### AVAILABLE DATA
□ □ □ □
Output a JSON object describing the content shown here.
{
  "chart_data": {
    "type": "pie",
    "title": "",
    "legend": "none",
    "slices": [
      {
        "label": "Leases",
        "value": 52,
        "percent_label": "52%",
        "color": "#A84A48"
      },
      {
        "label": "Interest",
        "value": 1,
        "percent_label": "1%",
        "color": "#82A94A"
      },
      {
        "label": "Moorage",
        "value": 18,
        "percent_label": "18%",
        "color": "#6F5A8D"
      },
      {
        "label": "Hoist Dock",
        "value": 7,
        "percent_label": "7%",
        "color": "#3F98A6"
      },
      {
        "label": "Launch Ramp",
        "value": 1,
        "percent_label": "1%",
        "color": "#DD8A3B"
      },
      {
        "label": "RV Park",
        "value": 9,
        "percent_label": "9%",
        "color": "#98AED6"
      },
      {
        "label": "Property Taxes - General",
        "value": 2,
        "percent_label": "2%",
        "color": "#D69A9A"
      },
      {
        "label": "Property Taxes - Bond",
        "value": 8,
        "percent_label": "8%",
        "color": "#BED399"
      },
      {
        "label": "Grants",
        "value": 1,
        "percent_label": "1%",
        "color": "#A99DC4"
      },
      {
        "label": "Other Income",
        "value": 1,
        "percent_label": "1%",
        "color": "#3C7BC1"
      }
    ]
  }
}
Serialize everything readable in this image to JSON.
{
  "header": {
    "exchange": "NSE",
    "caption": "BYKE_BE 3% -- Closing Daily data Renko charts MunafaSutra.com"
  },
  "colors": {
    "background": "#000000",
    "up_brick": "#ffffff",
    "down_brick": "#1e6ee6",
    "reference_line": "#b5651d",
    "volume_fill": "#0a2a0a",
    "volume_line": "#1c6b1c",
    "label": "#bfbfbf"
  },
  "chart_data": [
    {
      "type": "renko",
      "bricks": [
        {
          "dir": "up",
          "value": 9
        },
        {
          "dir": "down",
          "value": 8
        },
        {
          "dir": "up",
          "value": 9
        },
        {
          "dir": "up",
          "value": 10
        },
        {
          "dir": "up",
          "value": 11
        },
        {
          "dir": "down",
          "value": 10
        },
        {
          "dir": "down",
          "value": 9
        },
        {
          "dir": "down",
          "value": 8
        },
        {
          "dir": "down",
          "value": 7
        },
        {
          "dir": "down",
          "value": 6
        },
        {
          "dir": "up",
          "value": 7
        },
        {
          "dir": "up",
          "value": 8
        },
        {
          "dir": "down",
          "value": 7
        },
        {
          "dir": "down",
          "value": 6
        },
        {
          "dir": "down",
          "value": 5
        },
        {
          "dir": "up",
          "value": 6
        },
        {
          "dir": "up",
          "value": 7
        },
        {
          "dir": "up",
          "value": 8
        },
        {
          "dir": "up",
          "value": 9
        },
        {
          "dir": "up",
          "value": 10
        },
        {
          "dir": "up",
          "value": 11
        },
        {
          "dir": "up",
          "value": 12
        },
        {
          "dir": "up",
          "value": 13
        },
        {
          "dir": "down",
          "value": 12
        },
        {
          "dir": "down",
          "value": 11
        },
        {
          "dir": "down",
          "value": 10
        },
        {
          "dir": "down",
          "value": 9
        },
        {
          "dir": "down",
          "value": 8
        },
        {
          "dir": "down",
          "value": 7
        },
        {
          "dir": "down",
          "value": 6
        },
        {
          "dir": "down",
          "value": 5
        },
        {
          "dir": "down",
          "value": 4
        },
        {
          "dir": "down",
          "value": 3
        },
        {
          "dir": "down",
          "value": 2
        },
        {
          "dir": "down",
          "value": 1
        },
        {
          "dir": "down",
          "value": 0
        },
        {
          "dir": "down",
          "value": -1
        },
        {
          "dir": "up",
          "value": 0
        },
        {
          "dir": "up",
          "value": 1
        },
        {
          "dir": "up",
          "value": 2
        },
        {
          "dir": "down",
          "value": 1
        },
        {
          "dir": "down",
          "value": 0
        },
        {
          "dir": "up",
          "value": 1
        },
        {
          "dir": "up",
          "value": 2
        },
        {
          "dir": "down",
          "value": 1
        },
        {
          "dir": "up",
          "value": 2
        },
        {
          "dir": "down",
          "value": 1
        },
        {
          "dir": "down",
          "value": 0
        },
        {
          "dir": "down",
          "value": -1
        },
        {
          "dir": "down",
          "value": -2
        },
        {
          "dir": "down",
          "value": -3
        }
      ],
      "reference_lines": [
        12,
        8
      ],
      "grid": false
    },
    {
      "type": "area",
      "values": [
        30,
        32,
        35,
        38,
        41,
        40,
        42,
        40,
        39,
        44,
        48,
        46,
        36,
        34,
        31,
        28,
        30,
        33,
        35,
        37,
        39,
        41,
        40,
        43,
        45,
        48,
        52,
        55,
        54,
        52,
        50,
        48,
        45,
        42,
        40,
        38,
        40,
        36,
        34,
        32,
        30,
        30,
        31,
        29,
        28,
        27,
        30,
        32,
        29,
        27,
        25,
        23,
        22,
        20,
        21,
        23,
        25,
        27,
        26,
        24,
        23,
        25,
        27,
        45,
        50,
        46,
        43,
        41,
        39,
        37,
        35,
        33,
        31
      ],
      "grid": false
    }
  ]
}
□ □ □ □
### SET PROBLEM
Make an exact copy of the listing, including every line.

### ANSWER TO THE TASK
Output a JSON object describing the content shown here.
{
  "chart_data": {
    "type": "pie",
    "title": "",
    "legend": "none",
    "slices": [
      {
        "label": "Leases",
        "value": 52,
        "percent_label": "52%",
        "color": "#A84A48"
      },
      {
        "label": "Interest",
        "value": 1,
        "percent_label": "1%",
        "color": "#82A94A"
      },
      {
        "label": "Moorage",
        "value": 18,
        "percent_label": "18%",
        "color": "#6F5A8D"
      },
      {
        "label": "Hoist Dock",
        "value": 7,
        "percent_label": "7%",
        "color": "#3F98A6"
      },
      {
        "label": "Launch Ramp",
        "value": 1,
        "percent_label": "1%",
        "color": "#DD8A3B"
      },
      {
        "label": "RV Park",
        "value": 9,
        "percent_label": "9%",
        "color": "#98AED6"
      },
      {
        "label": "Property Taxes - General",
        "value": 2,
        "percent_label": "2%",
        "color": "#D69A9A"
      },
      {
        "label": "Property Taxes - Bond",
        "value": 8,
        "percent_label": "8%",
        "color": "#BED399"
      },
      {
        "label": "Grants",
        "value": 1,
        "percent_label": "1%",
        "color": "#A99DC4"
      },
      {
        "label": "Other Income",
        "value": 1,
        "percent_label": "1%",
        "color": "#3C7BC1"
      }
    ]
  }
}
Serialize everything readable in this image to JSON.
{
  "header": {
    "exchange": "NSE",
    "caption": "BYKE_BE 3% -- Closing Daily data Renko charts MunafaSutra.com"
  },
  "colors": {
    "background": "#000000",
    "up_brick": "#ffffff",
    "down_brick": "#1e6ee6",
    "reference_line": "#b5651d",
    "volume_fill": "#0a2a0a",
    "volume_line": "#1c6b1c",
    "label": "#bfbfbf"
  },
  "chart_data": [
    {
      "type": "renko",
      "bricks": [
        {
          "dir": "up",
          "value": 9
        },
        {
          "dir": "down",
          "value": 8
        },
        {
          "dir": "up",
          "value": 9
        },
        {
          "dir": "up",
          "value": 10
        },
        {
          "dir": "up",
          "value": 11
        },
        {
          "dir": "down",
          "value": 10
        },
        {
          "dir": "down",
          "value": 9
        },
        {
          "dir": "down",
          "value": 8
        },
        {
          "dir": "down",
          "value": 7
        },
        {
          "dir": "down",
          "value": 6
        },
        {
          "dir": "up",
          "value": 7
        },
        {
          "dir": "up",
          "value": 8
        },
        {
          "dir": "down",
          "value": 7
        },
        {
          "dir": "down",
          "value": 6
        },
        {
          "dir": "down",
          "value": 5
        },
        {
          "dir": "up",
          "value": 6
        },
        {
          "dir": "up",
          "value": 7
        },
        {
          "dir": "up",
          "value": 8
        },
        {
          "dir": "up",
          "value": 9
        },
        {
          "dir": "up",
          "value": 10
        },
        {
          "dir": "up",
          "value": 11
        },
        {
          "dir": "up",
          "value": 12
        },
        {
          "dir": "up",
          "value": 13
        },
        {
          "dir": "down",
          "value": 12
        },
        {
          "dir": "down",
          "value": 11
        },
        {
          "dir": "down",
          "value": 10
        },
        {
          "dir": "down",
          "value": 9
        },
        {
          "dir": "down",
          "value": 8
        },
        {
          "dir": "down",
          "value": 7
        },
        {
          "dir": "down",
          "value": 6
        },
        {
          "dir": "down",
          "value": 5
        },
        {
          "dir": "down",
          "value": 4
        },
        {
          "dir": "down",
          "value": 3
        },
        {
          "dir": "down",
          "value": 2
        },
        {
          "dir": "down",
          "value": 1
        },
        {
          "dir": "down",
          "value": 0
        },
        {
          "dir": "down",
          "value": -1
        },
        {
          "dir": "up",
          "value": 0
        },
        {
          "dir": "up",
          "value": 1
        },
        {
          "dir": "up",
          "value": 2
        },
        {
          "dir": "down",
          "value": 1
        },
        {
          "dir": "down",
          "value": 0
        },
        {
          "dir": "up",
          "value": 1
        },
        {
          "dir": "up",
          "value": 2
        },
        {
          "dir": "down",
          "value": 1
        },
        {
          "dir": "up",
          "value": 2
        },
        {
          "dir": "down",
          "value": 1
        },
        {
          "dir": "down",
          "value": 0
        },
        {
          "dir": "down",
          "value": -1
        },
        {
          "dir": "down",
          "value": -2
        },
        {
          "dir": "down",
          "value": -3
        }
      ],
      "reference_lines": [
        12,
        8
      ],
      "grid": false
    },
    {
      "type": "area",
      "values": [
        30,
        32,
        35,
        38,
        41,
        40,
        42,
        40,
        39,
        44,
        48,
        46,
        36,
        34,
        31,
        28,
        30,
        33,
        35,
        37,
        39,
        41,
        40,
        43,
        45,
        48,
        52,
        55,
        54,
        52,
        50,
        48,
        45,
        42,
        40,
        38,
        40,
        36,
        34,
        32,
        30,
        30,
        31,
        29,
        28,
        27,
        30,
        32,
        29,
        27,
        25,
        23,
        22,
        20,
        21,
        23,
        25,
        27,
        26,
        24,
        23,
        25,
        27,
        45,
        50,
        46,
        43,
        41,
        39,
        37,
        35,
        33,
        31
      ],
      "grid": false
    }
  ]
}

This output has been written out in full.